→ **What is needed**
Where the data below has the string "деятельности", return the whole line.

Dataset entries
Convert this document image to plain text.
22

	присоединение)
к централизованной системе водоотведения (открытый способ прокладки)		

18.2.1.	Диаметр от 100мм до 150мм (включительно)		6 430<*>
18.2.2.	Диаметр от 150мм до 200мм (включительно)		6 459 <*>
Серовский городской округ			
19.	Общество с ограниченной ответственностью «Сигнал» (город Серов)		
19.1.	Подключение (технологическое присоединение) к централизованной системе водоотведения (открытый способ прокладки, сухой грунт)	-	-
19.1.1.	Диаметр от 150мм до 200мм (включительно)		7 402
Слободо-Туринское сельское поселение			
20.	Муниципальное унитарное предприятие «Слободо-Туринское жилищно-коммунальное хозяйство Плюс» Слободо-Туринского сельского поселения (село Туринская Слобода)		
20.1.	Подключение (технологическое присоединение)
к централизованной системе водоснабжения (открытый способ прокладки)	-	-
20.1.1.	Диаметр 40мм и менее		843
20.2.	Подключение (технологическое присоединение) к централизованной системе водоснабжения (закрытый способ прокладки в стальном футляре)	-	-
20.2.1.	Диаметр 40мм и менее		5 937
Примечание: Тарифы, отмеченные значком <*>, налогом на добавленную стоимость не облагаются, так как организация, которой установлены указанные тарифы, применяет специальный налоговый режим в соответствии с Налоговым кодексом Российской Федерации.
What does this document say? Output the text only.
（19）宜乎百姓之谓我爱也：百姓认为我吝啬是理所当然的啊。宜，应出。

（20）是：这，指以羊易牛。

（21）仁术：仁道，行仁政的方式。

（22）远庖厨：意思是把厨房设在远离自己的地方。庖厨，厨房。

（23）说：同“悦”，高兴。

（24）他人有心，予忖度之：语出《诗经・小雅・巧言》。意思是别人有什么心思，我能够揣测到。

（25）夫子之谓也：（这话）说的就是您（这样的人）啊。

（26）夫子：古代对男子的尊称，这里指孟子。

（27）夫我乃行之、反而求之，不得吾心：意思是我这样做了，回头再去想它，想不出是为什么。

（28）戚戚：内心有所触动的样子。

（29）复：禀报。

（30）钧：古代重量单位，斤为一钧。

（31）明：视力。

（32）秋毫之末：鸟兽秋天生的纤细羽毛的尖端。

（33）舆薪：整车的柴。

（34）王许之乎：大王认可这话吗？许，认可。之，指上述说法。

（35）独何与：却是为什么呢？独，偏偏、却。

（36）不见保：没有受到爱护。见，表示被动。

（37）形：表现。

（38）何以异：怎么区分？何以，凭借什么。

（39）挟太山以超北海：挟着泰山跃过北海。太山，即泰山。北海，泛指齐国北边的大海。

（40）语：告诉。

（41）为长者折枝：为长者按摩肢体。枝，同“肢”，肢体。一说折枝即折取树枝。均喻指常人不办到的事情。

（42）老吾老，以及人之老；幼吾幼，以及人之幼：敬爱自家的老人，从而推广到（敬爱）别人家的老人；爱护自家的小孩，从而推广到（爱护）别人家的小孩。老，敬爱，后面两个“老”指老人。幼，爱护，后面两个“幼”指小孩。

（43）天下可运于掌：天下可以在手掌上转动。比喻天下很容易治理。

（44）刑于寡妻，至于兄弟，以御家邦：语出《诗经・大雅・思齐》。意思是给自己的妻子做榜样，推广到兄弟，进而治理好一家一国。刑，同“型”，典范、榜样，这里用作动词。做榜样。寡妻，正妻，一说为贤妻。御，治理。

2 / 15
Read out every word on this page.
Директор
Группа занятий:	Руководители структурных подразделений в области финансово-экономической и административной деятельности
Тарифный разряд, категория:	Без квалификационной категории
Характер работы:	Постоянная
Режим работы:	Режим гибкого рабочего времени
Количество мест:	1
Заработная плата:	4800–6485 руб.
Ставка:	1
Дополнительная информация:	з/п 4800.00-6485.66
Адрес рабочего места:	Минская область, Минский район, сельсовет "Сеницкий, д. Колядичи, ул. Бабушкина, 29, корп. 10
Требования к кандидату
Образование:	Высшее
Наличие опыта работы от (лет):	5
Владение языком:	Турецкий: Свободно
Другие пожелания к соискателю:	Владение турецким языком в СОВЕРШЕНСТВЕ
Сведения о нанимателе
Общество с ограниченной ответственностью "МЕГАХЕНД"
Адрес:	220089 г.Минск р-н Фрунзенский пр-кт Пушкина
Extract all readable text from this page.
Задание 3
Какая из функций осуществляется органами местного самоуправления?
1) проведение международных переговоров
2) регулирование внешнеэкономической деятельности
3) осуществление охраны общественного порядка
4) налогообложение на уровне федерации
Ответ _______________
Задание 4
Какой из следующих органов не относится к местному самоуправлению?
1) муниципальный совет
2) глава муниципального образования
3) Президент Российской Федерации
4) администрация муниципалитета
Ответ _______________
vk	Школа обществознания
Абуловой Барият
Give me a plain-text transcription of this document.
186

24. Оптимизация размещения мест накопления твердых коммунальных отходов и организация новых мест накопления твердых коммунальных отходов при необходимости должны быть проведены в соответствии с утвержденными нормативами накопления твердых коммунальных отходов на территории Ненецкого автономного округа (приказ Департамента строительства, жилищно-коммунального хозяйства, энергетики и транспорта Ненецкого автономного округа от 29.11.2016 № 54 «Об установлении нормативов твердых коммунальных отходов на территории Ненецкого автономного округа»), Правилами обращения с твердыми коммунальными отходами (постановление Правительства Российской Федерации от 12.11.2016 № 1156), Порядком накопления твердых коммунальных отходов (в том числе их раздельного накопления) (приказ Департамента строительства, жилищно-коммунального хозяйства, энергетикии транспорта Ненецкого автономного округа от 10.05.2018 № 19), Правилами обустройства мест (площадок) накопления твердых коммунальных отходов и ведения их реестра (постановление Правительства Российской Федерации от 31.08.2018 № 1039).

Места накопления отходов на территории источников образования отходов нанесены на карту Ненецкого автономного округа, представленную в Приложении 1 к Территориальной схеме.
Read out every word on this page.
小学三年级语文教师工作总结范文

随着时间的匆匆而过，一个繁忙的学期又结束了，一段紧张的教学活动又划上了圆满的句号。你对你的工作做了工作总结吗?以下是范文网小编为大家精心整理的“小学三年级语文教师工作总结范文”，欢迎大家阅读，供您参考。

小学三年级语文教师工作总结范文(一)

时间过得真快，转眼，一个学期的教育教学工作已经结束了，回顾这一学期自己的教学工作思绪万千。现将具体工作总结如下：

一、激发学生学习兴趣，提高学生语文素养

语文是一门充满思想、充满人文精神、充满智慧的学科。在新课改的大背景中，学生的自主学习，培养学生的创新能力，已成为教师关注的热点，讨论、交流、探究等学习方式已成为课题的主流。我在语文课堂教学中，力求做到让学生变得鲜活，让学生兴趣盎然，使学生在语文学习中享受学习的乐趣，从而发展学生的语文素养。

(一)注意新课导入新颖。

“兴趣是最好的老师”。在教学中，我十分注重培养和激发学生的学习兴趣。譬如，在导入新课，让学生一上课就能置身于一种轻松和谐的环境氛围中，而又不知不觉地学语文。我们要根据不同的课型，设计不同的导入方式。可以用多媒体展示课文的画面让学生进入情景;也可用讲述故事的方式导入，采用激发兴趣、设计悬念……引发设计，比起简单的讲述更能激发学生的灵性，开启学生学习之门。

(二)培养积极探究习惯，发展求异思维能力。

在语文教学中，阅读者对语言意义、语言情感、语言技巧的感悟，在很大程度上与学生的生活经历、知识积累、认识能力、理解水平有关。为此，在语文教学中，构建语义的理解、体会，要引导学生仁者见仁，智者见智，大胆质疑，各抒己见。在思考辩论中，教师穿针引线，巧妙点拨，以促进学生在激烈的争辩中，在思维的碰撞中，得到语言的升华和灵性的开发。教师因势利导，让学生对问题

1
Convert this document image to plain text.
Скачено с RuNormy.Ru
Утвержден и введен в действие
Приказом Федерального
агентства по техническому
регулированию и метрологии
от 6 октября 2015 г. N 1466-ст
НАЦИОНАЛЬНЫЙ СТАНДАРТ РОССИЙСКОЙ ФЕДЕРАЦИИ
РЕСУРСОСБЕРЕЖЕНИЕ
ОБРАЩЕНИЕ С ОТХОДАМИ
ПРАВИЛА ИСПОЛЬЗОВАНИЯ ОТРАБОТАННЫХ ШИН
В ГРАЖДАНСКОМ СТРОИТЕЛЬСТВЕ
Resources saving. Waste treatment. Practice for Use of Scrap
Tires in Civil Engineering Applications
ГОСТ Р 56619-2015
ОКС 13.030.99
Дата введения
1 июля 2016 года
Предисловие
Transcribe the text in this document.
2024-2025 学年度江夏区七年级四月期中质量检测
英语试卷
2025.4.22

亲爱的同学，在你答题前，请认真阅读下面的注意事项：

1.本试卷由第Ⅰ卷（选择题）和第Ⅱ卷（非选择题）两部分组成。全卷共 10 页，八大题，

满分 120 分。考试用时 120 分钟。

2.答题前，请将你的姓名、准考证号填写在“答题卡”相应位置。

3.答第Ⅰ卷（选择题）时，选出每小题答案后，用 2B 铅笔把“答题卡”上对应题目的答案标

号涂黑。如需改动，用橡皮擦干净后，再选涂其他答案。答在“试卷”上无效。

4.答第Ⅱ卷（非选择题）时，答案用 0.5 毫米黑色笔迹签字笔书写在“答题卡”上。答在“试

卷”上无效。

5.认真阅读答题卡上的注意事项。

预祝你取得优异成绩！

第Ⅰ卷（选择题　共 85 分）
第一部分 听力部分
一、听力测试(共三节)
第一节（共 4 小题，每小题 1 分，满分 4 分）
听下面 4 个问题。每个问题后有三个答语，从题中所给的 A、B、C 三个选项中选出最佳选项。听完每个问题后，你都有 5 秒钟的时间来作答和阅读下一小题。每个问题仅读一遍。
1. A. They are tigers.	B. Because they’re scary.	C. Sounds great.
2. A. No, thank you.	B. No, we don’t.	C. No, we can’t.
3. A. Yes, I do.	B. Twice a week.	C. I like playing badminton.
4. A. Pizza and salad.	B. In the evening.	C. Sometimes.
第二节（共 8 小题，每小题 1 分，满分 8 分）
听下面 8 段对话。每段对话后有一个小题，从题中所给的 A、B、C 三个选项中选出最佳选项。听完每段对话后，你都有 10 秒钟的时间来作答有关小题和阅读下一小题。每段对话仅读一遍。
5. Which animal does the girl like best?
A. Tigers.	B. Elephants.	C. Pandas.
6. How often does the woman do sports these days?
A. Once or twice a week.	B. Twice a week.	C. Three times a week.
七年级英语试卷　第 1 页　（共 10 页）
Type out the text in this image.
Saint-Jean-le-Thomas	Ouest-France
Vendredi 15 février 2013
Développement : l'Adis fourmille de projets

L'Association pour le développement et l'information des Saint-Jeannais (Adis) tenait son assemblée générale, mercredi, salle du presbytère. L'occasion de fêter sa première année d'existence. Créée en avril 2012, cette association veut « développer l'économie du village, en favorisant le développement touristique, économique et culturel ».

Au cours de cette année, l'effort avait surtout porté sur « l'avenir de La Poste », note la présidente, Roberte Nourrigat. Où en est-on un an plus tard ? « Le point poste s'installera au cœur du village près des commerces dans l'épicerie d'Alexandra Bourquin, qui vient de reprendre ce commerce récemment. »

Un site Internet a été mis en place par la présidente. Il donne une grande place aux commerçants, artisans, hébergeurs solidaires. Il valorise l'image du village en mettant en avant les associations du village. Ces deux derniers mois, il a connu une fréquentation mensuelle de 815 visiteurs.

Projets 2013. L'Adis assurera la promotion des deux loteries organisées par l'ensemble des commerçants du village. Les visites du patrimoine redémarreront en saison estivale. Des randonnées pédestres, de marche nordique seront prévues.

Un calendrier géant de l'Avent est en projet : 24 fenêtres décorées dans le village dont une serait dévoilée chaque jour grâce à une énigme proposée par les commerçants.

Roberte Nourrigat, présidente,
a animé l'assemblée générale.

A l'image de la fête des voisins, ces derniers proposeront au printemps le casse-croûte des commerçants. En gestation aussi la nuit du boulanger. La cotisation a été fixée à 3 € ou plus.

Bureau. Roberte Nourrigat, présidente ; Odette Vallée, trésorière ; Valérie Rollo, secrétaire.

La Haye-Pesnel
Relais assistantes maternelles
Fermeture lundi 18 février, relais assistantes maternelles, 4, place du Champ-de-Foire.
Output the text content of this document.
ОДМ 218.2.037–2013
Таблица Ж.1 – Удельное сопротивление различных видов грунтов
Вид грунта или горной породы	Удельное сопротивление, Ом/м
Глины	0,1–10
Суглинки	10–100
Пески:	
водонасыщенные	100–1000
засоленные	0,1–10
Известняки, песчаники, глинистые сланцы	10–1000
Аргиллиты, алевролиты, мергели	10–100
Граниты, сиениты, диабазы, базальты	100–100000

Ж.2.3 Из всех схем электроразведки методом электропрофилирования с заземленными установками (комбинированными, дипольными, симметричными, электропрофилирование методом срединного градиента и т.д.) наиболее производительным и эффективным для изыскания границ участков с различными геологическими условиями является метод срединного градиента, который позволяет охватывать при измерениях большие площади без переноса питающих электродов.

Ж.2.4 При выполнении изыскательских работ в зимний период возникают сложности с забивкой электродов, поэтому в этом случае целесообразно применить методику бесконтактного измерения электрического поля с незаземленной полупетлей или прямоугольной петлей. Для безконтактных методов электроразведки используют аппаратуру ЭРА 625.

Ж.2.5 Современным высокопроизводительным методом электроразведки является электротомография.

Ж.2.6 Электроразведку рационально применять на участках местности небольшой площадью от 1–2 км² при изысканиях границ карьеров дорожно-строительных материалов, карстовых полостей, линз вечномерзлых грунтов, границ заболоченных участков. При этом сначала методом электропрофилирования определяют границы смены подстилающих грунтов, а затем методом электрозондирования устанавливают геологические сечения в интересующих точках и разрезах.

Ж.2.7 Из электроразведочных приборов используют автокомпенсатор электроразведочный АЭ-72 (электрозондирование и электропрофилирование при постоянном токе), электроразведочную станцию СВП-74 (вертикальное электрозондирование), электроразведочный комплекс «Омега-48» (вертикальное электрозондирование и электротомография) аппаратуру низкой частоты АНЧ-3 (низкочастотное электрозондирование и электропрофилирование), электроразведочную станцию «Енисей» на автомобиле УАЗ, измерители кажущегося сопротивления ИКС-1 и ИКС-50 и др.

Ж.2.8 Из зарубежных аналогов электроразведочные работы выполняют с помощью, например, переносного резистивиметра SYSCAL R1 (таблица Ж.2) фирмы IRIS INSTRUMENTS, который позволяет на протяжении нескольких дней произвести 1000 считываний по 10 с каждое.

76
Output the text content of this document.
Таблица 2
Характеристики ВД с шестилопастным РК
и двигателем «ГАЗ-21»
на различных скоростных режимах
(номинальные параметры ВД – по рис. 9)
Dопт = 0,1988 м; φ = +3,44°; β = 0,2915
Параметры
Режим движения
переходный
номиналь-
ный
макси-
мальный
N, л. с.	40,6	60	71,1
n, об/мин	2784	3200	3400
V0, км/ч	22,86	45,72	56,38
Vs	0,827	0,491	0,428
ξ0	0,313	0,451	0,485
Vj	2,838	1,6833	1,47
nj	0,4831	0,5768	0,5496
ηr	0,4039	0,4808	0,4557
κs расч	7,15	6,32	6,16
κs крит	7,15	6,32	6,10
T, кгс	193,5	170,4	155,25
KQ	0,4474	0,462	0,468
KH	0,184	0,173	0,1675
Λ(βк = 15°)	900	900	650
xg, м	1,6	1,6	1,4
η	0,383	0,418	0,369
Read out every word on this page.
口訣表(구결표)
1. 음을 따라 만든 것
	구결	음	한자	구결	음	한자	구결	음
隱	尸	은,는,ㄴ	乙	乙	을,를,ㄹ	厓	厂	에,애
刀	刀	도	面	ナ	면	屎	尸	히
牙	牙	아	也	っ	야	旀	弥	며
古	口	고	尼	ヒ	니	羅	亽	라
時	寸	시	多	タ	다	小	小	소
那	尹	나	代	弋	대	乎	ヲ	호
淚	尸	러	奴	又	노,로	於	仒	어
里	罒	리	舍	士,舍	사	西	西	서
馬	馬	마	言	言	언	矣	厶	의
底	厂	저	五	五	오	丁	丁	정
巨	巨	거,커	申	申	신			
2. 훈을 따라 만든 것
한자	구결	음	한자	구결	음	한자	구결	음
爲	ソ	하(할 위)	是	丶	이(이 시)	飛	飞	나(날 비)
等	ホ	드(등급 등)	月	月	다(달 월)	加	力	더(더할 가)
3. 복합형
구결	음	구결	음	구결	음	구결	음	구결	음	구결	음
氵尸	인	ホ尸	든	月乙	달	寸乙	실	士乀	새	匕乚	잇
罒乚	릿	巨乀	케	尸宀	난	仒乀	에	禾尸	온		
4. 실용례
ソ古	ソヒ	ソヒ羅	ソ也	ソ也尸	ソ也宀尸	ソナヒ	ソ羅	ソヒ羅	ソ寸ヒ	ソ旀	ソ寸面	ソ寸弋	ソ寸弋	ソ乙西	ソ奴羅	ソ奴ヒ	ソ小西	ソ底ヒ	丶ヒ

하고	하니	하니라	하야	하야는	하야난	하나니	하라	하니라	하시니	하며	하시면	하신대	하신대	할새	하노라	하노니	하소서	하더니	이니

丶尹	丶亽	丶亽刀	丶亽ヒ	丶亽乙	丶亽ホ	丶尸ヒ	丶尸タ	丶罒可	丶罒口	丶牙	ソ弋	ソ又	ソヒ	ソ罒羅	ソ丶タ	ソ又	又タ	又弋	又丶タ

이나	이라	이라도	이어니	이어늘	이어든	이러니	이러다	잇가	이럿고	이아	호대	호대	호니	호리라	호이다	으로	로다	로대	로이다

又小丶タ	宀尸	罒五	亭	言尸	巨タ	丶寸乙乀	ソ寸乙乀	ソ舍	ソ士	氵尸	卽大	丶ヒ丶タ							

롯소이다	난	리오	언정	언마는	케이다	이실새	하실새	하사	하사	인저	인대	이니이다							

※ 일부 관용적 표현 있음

→ **Written answer**
Группа занятий:	Руководители структурных подразделений в области финансово-экономической и административной деятельности
2) регулирование внешнеэкономической деятельности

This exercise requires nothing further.